### Instruction
Write each line out exactly, leaving none out.

═════ Data rows ═════

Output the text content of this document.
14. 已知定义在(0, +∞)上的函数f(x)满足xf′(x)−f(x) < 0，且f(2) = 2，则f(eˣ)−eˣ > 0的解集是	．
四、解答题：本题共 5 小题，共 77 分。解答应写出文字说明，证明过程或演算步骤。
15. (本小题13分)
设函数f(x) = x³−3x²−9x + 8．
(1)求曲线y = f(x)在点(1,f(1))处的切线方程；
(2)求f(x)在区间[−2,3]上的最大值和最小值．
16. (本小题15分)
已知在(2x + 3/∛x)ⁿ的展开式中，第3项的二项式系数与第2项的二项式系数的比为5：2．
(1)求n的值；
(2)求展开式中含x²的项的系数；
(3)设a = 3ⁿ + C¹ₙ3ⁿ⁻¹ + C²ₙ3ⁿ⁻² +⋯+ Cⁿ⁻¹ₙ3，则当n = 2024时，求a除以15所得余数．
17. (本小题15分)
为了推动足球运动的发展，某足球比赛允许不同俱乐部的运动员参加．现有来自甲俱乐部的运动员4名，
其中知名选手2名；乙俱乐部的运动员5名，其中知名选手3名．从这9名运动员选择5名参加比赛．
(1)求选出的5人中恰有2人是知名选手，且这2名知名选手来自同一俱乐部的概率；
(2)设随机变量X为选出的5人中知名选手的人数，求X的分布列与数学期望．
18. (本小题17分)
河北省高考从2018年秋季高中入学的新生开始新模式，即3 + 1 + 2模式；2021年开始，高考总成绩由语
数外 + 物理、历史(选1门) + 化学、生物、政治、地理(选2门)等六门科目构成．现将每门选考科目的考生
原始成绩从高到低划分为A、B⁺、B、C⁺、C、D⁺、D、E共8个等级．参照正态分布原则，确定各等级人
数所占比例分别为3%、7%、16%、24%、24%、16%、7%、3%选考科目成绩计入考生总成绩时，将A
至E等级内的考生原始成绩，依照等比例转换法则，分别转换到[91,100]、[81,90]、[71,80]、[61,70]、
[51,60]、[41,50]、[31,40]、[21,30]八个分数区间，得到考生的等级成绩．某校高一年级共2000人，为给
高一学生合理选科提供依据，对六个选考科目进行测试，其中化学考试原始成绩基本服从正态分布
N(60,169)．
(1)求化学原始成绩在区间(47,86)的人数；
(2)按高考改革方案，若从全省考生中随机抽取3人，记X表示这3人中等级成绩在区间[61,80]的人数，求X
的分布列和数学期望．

═════

### The result
Output the text content of this document.
14. 已知定义在(0, +∞)上的函数f(x)满足xf′(x)−f(x) < 0，且f(2) = 2，则f(eˣ)−eˣ > 0的解集是	．
四、解答题：本题共 5 小题，共 77 分。解答应写出文字说明，证明过程或演算步骤。
15. (本小题13分)
设函数f(x) = x³−3x²−9x + 8．
(1)求曲线y = f(x)在点(1,f(1))处的切线方程；
(2)求f(x)在区间[−2,3]上的最大值和最小值．
16. (本小题15分)
已知在(2x + 3/∛x)ⁿ的展开式中，第3项的二项式系数与第2项的二项式系数的比为5：2．
(1)求n的值；
(2)求展开式中含x²的项的系数；
(3)设a = 3ⁿ + C¹ₙ3ⁿ⁻¹ + C²ₙ3ⁿ⁻² +⋯+ Cⁿ⁻¹ₙ3，则当n = 2024时，求a除以15所得余数．
17. (本小题15分)
为了推动足球运动的发展，某足球比赛允许不同俱乐部的运动员参加．现有来自甲俱乐部的运动员4名，
其中知名选手2名；乙俱乐部的运动员5名，其中知名选手3名．从这9名运动员选择5名参加比赛．
(1)求选出的5人中恰有2人是知名选手，且这2名知名选手来自同一俱乐部的概率；
(2)设随机变量X为选出的5人中知名选手的人数，求X的分布列与数学期望．
18. (本小题17分)
河北省高考从2018年秋季高中入学的新生开始新模式，即3 + 1 + 2模式；2021年开始，高考总成绩由语
数外 + 物理、历史(选1门) + 化学、生物、政治、地理(选2门)等六门科目构成．现将每门选考科目的考生
原始成绩从高到低划分为A、B⁺、B、C⁺、C、D⁺、D、E共8个等级．参照正态分布原则，确定各等级人
数所占比例分别为3%、7%、16%、24%、24%、16%、7%、3%选考科目成绩计入考生总成绩时，将A
至E等级内的考生原始成绩，依照等比例转换法则，分别转换到[91,100]、[81,90]、[71,80]、[61,70]、
[51,60]、[41,50]、[31,40]、[21,30]八个分数区间，得到考生的等级成绩．某校高一年级共2000人，为给
高一学生合理选科提供依据，对六个选考科目进行测试，其中化学考试原始成绩基本服从正态分布
N(60,169)．
(1)求化学原始成绩在区间(47,86)的人数；
(2)按高考改革方案，若从全省考生中随机抽取3人，记X表示这3人中等级成绩在区间[61,80]的人数，求X
的分布列和数学期望．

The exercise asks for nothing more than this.